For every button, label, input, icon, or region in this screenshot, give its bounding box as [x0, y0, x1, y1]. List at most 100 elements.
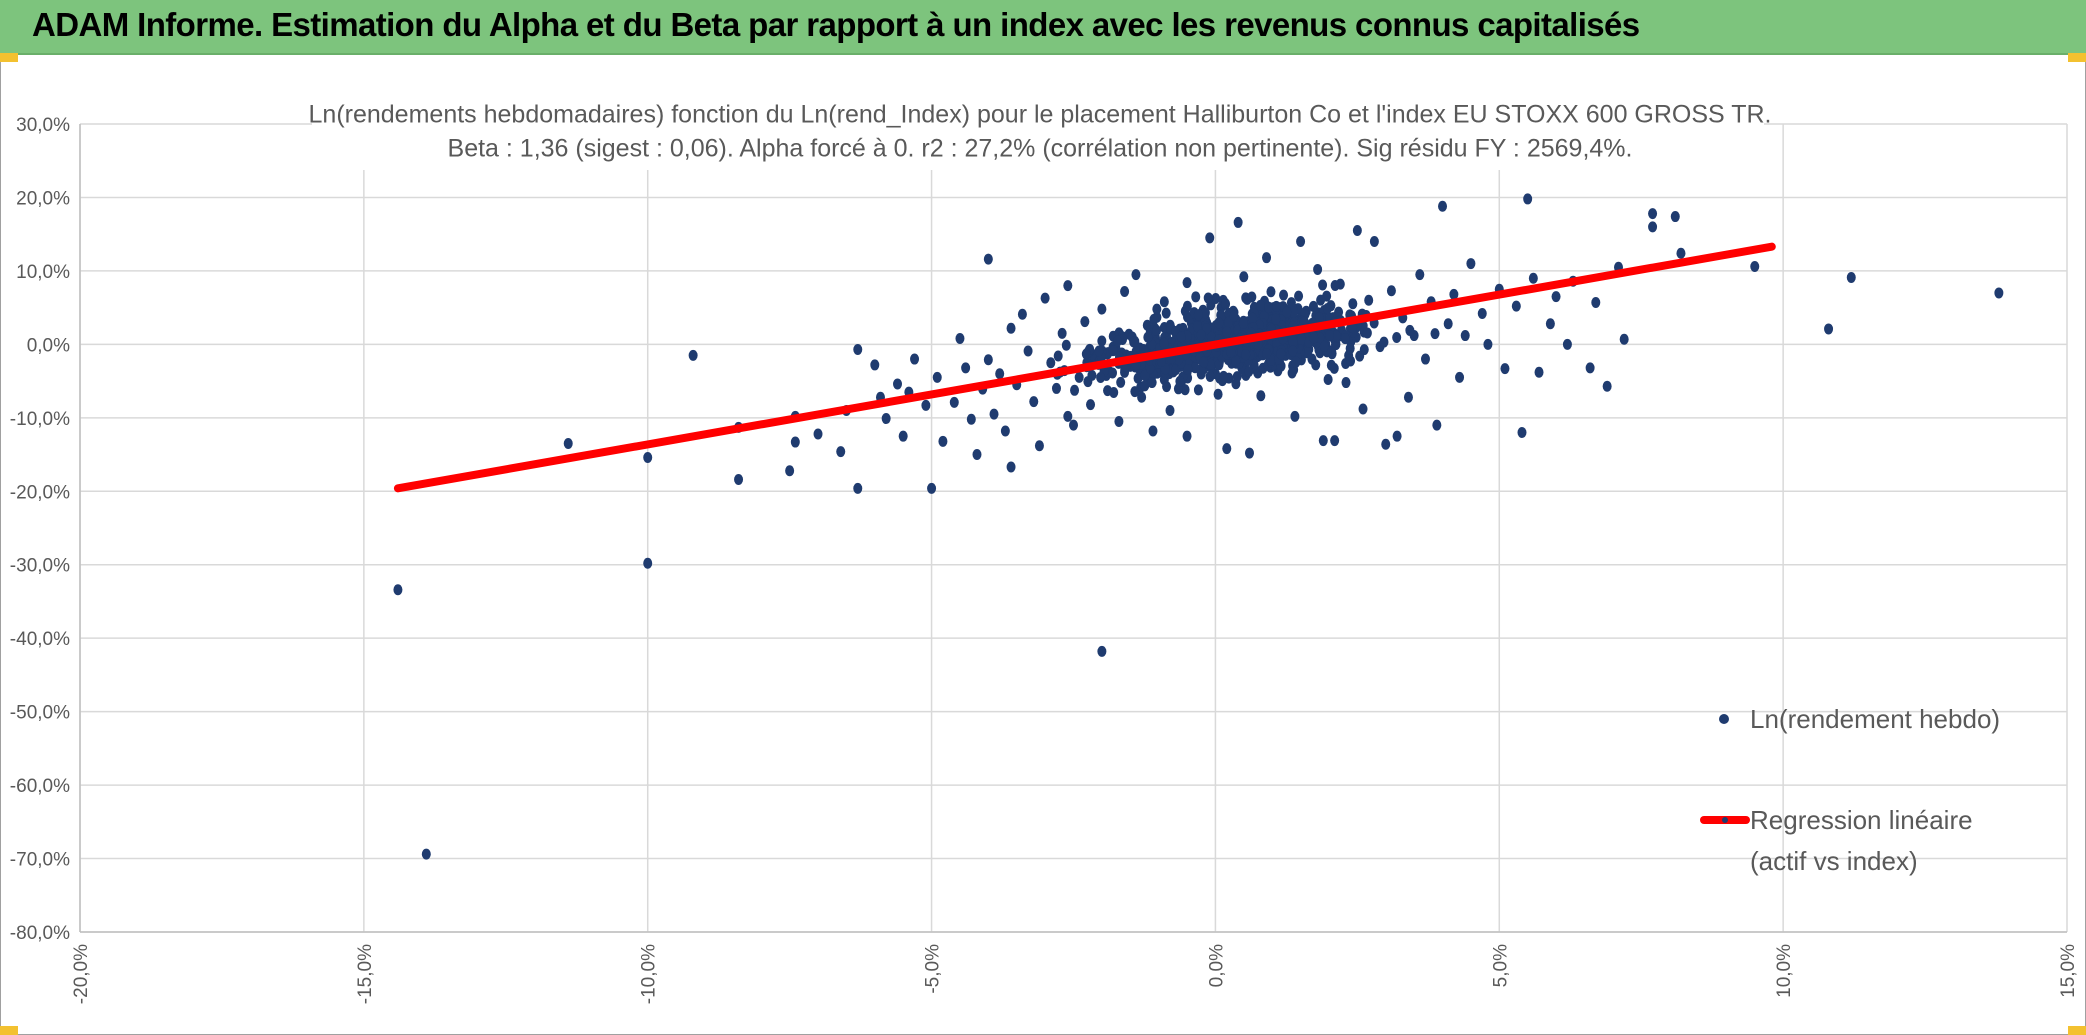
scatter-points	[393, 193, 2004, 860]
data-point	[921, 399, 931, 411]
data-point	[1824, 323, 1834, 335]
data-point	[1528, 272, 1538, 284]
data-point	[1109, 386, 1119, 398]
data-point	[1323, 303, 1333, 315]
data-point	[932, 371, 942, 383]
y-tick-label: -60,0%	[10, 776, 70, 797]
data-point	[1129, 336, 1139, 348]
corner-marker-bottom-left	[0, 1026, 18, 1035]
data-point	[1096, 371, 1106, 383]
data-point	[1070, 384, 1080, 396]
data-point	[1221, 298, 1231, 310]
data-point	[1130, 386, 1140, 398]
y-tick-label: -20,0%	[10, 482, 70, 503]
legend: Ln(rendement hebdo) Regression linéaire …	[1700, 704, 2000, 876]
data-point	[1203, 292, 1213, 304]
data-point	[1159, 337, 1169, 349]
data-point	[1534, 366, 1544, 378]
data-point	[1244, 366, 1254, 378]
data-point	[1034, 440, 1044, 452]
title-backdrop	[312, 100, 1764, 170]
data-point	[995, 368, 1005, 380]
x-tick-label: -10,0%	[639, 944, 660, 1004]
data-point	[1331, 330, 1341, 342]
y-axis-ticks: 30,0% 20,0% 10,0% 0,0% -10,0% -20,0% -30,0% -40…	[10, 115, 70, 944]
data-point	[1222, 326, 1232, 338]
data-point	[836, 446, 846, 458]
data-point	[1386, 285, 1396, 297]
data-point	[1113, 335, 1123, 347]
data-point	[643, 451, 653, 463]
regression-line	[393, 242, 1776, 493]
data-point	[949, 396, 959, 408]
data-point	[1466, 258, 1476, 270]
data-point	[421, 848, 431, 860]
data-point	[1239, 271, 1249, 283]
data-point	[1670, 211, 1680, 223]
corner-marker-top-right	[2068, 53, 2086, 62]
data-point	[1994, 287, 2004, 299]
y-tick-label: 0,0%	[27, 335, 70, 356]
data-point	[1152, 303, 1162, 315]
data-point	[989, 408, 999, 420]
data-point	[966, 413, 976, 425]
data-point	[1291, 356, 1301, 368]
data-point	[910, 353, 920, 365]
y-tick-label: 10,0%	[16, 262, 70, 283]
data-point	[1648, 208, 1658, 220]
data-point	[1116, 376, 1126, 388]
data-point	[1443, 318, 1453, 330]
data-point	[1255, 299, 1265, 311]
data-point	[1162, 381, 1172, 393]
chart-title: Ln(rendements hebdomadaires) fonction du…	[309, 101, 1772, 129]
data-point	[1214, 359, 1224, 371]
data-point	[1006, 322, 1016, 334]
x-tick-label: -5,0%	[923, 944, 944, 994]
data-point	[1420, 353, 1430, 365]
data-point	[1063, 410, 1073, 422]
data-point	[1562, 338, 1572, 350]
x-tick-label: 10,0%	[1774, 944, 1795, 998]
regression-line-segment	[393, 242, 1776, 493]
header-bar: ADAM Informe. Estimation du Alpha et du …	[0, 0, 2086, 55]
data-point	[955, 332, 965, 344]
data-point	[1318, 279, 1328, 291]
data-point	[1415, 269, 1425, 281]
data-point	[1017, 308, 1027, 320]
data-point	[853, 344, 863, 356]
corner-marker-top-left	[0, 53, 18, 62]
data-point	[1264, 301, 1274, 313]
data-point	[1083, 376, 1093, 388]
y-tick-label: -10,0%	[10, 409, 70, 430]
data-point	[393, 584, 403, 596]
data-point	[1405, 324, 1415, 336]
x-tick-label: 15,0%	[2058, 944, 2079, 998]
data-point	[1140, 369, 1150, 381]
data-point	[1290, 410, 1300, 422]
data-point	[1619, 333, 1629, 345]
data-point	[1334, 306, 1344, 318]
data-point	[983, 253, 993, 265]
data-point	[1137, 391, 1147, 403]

#### [TO DO]
Rewrite the records from the line containing "193, 2004, 860]" down to the line containing "100, 1764, 170]", replacing "y-tick-label" with "y-axis-label" and leaving everything else unchanged.

#### [RESULT]
scatter-points	[393, 193, 2004, 860]
data-point	[921, 399, 931, 411]
data-point	[1824, 323, 1834, 335]
data-point	[1528, 272, 1538, 284]
data-point	[1109, 386, 1119, 398]
data-point	[1323, 303, 1333, 315]
data-point	[932, 371, 942, 383]
y-axis-label: -60,0%	[10, 776, 70, 797]
data-point	[1129, 336, 1139, 348]
corner-marker-bottom-left	[0, 1026, 18, 1035]
data-point	[1096, 371, 1106, 383]
data-point	[1070, 384, 1080, 396]
data-point	[1221, 298, 1231, 310]
data-point	[1130, 386, 1140, 398]
y-axis-label: -20,0%	[10, 482, 70, 503]
legend: Ln(rendement hebdo) Regression linéaire …	[1700, 704, 2000, 876]
data-point	[1203, 292, 1213, 304]
data-point	[1159, 337, 1169, 349]
data-point	[1534, 366, 1544, 378]
data-point	[1244, 366, 1254, 378]
data-point	[1034, 440, 1044, 452]
title-backdrop	[312, 100, 1764, 170]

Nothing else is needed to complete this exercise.